#### SHORT TASK
Output every line of the data exactly as it appears.

[Collected data entries]
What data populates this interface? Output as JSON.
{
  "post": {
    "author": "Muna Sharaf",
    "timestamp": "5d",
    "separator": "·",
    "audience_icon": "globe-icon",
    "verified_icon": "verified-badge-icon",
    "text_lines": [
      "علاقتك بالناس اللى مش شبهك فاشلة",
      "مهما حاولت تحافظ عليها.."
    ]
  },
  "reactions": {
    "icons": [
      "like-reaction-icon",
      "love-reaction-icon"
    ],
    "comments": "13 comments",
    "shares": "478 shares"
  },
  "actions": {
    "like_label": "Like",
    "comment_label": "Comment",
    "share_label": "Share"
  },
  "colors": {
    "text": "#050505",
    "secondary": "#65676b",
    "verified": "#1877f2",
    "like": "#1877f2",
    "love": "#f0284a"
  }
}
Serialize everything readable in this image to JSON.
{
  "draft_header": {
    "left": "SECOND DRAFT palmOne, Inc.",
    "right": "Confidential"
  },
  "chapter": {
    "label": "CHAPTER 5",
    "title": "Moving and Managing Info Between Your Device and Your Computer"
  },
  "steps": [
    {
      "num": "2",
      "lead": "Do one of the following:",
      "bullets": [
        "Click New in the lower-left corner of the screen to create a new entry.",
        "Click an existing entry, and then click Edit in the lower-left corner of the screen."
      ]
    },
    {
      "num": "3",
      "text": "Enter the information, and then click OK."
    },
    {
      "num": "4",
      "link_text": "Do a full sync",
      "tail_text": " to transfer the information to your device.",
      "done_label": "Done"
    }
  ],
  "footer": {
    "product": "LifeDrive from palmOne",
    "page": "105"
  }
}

#### SOLUTION BELOW
What data populates this interface? Output as JSON.
{
  "post": {
    "author": "Muna Sharaf",
    "timestamp": "5d",
    "separator": "·",
    "audience_icon": "globe-icon",
    "verified_icon": "verified-badge-icon",
    "text_lines": [
      "علاقتك بالناس اللى مش شبهك فاشلة",
      "مهما حاولت تحافظ عليها.."
    ]
  },
  "reactions": {
    "icons": [
      "like-reaction-icon",
      "love-reaction-icon"
    ],
    "comments": "13 comments",
    "shares": "478 shares"
  },
  "actions": {
    "like_label": "Like",
    "comment_label": "Comment",
    "share_label": "Share"
  },
  "colors": {
    "text": "#050505",
    "secondary": "#65676b",
    "verified": "#1877f2",
    "like": "#1877f2",
    "love": "#f0284a"
  }
}
Serialize everything readable in this image to JSON.
{
  "draft_header": {
    "left": "SECOND DRAFT palmOne, Inc.",
    "right": "Confidential"
  },
  "chapter": {
    "label": "CHAPTER 5",
    "title": "Moving and Managing Info Between Your Device and Your Computer"
  },
  "steps": [
    {
      "num": "2",
      "lead": "Do one of the following:",
      "bullets": [
        "Click New in the lower-left corner of the screen to create a new entry.",
        "Click an existing entry, and then click Edit in the lower-left corner of the screen."
      ]
    },
    {
      "num": "3",
      "text": "Enter the information, and then click OK."
    },
    {
      "num": "4",
      "link_text": "Do a full sync",
      "tail_text": " to transfer the information to your device.",
      "done_label": "Done"
    }
  ],
  "footer": {
    "product": "LifeDrive from palmOne",
    "page": "105"
  }
}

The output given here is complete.